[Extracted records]
=-=-=

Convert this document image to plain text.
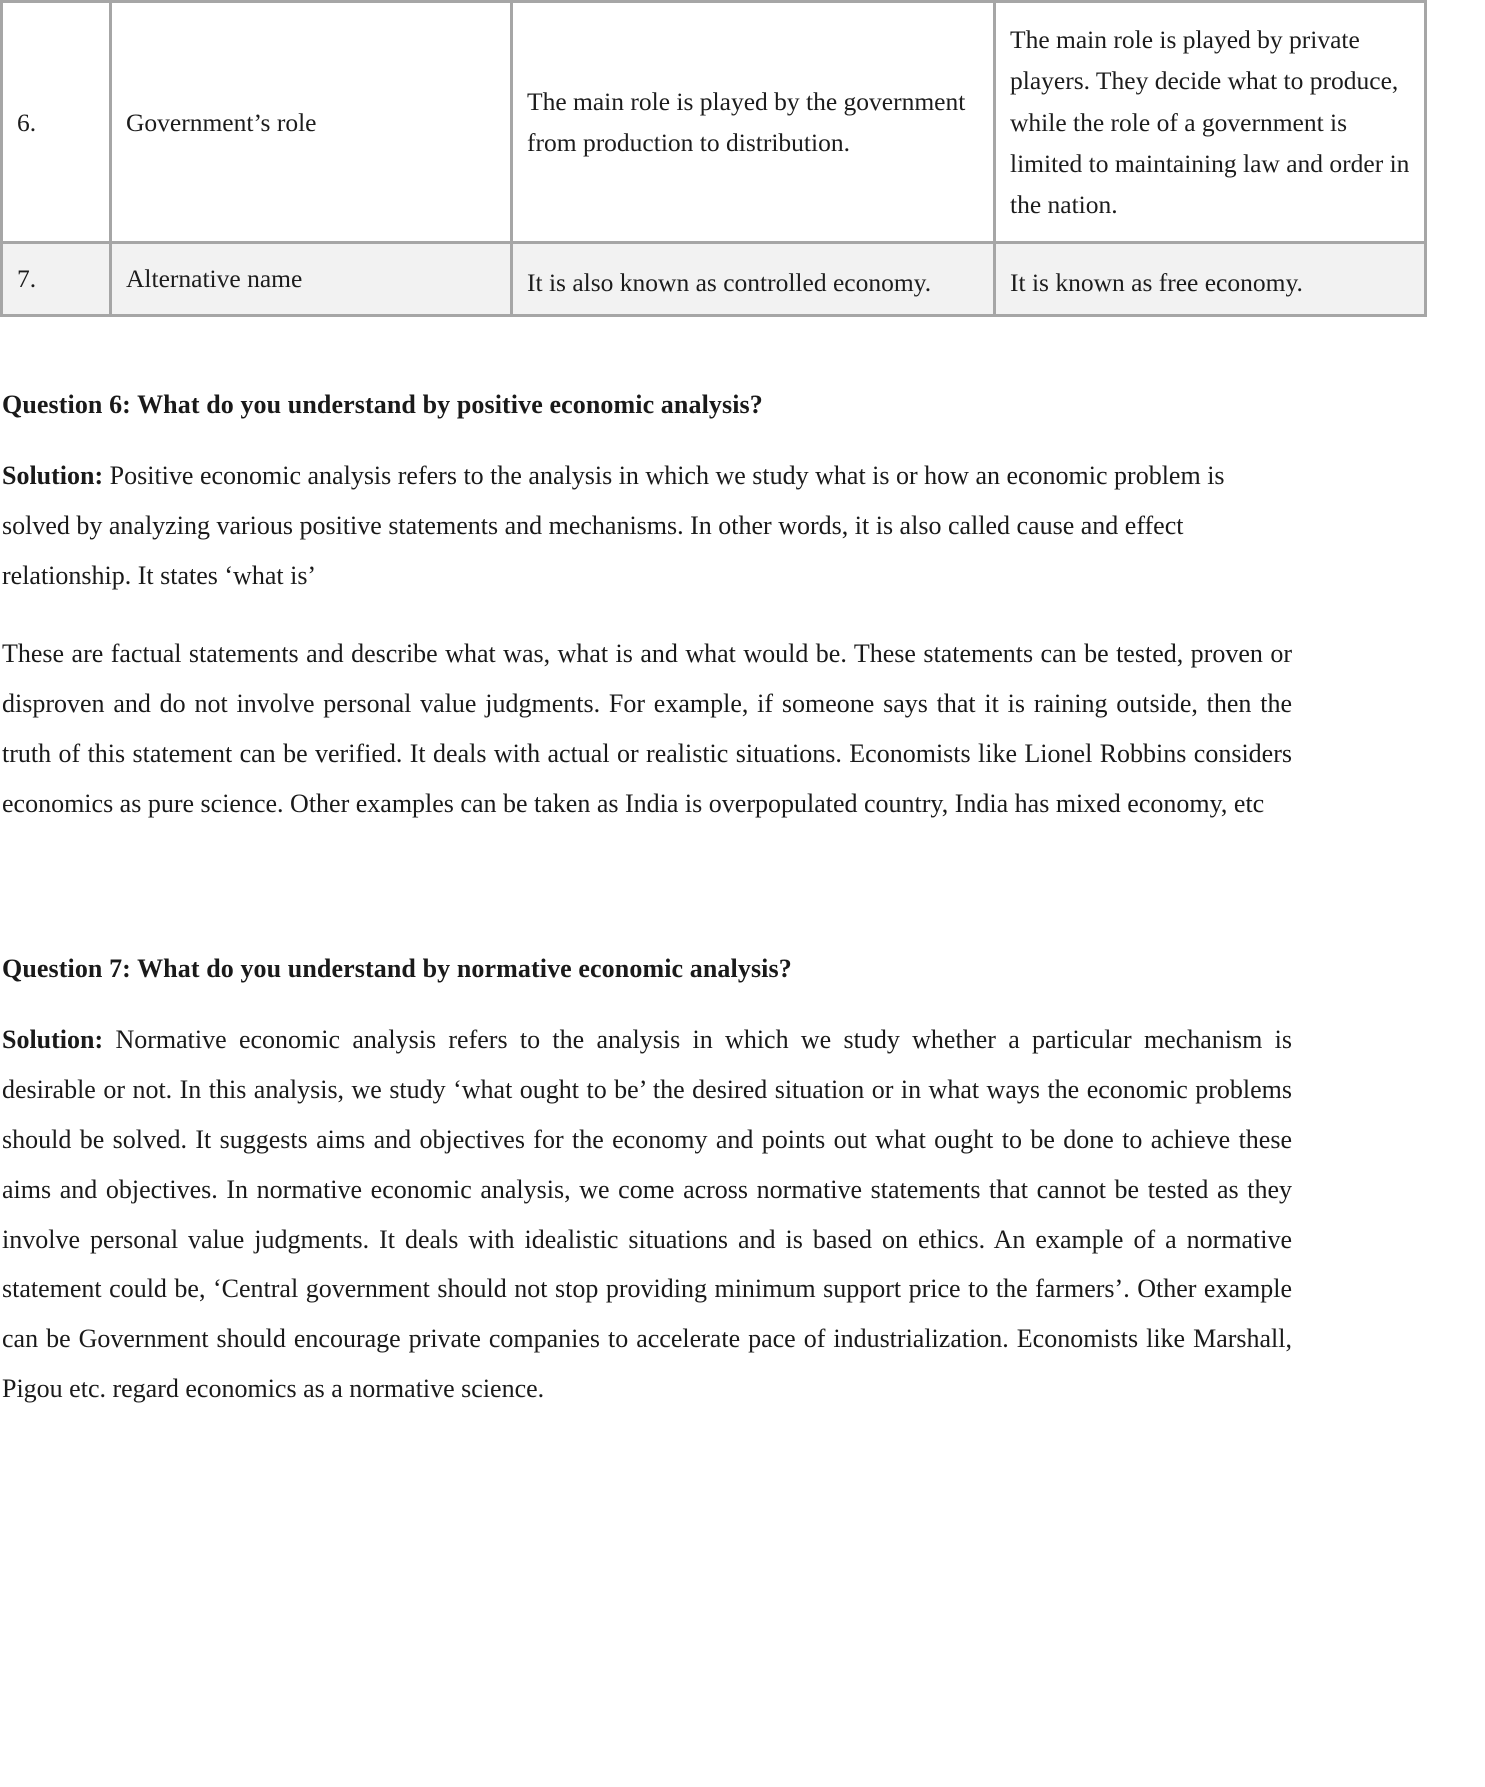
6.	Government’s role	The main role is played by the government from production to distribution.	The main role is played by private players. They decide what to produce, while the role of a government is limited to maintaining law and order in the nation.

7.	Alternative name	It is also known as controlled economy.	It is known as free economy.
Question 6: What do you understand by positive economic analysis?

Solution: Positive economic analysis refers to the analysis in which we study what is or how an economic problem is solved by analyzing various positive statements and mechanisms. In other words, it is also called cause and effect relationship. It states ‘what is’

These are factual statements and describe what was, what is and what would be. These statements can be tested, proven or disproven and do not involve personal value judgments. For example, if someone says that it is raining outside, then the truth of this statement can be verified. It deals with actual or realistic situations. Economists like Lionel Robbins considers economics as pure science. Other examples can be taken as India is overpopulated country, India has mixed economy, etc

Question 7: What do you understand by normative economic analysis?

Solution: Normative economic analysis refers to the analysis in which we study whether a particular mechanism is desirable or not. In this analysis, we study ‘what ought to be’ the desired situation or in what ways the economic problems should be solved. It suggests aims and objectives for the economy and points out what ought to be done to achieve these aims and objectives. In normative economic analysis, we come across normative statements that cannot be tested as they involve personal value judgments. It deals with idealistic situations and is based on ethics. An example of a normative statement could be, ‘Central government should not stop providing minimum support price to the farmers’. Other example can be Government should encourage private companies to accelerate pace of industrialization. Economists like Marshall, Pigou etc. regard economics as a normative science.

=-=-=

REQUIRED TASK =
Supply the count of lines in the entries that contain the word "Question", and nothing besides.

THE REPLY =
2